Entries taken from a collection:
——————————

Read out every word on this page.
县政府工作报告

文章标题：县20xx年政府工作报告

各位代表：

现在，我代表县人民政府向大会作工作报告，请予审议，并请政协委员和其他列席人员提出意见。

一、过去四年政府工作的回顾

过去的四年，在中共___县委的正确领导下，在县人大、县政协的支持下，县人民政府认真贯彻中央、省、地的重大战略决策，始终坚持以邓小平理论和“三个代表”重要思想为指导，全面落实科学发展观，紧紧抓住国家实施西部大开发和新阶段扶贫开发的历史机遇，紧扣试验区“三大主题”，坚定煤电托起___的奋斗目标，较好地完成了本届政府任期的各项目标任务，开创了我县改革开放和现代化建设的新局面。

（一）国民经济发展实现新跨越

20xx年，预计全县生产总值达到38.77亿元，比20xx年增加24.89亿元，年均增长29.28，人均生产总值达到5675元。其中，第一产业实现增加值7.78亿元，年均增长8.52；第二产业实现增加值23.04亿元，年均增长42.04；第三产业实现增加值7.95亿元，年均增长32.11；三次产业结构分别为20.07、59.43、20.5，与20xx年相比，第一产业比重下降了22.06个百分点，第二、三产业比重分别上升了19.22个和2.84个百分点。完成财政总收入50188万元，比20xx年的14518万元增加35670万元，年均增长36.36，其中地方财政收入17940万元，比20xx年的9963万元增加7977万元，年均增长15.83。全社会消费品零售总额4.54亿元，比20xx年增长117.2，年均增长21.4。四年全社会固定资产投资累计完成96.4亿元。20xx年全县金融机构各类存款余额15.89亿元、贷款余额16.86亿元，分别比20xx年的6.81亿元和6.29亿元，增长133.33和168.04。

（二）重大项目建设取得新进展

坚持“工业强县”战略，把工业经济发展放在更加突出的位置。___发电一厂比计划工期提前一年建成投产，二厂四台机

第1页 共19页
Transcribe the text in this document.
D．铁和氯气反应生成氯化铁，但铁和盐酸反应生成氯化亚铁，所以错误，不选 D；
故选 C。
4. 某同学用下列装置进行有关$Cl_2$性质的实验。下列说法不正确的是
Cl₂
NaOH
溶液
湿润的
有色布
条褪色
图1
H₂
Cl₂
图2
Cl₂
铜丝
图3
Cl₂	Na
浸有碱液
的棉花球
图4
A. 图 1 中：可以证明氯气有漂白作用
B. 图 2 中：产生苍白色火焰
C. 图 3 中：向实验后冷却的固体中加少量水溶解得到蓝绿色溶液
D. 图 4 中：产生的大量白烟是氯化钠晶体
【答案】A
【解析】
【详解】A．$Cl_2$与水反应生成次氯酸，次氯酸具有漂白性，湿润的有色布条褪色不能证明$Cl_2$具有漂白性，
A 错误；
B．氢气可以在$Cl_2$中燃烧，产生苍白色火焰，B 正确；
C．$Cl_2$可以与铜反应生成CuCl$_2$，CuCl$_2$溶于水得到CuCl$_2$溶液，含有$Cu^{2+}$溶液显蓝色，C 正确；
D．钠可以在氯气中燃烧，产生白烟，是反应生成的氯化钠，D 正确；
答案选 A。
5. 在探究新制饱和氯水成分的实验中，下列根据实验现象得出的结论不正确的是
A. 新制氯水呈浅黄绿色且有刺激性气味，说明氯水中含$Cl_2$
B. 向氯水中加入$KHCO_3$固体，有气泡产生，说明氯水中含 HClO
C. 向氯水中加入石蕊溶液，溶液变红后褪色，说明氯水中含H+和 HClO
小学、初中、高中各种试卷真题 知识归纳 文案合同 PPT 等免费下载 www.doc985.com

——————————

» **Instructions for the task**
Gather each line of the listing containing the word "产生苍白色火焰" and show it.

» **Written response**
B. 图 2 中：产生苍白色火焰
B．氢气可以在$Cl_2$中燃烧，产生苍白色火焰，B 正确；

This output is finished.